• Listed records
[Start]
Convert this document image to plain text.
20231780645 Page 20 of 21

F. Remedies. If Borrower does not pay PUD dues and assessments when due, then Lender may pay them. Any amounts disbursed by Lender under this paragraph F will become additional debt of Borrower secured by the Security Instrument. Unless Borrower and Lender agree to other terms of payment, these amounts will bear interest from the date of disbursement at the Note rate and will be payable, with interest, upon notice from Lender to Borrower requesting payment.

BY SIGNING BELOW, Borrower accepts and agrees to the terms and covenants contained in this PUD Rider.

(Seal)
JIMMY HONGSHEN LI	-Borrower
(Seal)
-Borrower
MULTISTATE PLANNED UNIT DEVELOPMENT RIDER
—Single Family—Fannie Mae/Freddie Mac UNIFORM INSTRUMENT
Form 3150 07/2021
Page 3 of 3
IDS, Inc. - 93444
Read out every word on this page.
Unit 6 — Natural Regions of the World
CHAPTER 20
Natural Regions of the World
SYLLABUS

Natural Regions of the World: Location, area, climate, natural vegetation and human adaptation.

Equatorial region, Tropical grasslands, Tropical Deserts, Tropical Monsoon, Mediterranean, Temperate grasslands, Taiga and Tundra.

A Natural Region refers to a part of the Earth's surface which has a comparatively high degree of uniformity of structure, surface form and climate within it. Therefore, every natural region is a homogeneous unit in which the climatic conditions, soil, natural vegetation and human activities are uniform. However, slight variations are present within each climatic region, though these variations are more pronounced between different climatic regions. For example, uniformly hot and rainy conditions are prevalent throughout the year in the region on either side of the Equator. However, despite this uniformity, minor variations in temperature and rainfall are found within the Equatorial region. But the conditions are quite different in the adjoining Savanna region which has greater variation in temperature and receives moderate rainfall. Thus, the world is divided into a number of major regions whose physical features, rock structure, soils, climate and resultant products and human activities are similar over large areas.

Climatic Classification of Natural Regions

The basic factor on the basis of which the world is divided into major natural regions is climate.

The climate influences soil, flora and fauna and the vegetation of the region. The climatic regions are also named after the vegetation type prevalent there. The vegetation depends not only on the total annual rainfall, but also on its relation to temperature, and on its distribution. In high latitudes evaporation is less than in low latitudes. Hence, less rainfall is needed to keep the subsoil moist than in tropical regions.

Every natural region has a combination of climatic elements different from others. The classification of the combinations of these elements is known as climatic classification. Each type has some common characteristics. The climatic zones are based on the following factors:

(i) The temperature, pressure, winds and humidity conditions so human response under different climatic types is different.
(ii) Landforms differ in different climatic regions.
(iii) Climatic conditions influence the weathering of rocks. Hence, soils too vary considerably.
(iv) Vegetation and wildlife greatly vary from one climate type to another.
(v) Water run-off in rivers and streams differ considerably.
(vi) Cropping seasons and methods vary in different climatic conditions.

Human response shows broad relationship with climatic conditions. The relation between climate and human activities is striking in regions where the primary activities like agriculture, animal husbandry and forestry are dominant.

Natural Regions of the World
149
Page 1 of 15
[End]
• Prompt
Check every line of the data above for the string "different", and copy those that have it.

• Result for this exercise
A Natural Region refers to a part of the Earth's surface which has a comparatively high degree of uniformity of structure, surface form and climate within it. Therefore, every natural region is a homogeneous unit in which the climatic conditions, soil, natural vegetation and human activities are uniform. However, slight variations are present within each climatic region, though these variations are more pronounced between different climatic regions. For example, uniformly hot and rainy conditions are prevalent throughout the year in the region on either side of the Equator. However, despite this uniformity, minor variations in temperature and rainfall are found within the Equatorial region. But the conditions are quite different in the adjoining Savanna region which has greater variation in temperature and receives moderate rainfall. Thus, the world is divided into a number of major regions whose physical features, rock structure, soils, climate and resultant products and human activities are similar over large areas.
Every natural region has a combination of climatic elements different from others. The classification of the combinations of these elements is known as climatic classification. Each type has some common characteristics. The climatic zones are based on the following factors:
(i) The temperature, pressure, winds and humidity conditions so human response under different climatic types is different.
(ii) Landforms differ in different climatic regions.
(vi) Cropping seasons and methods vary in different climatic conditions.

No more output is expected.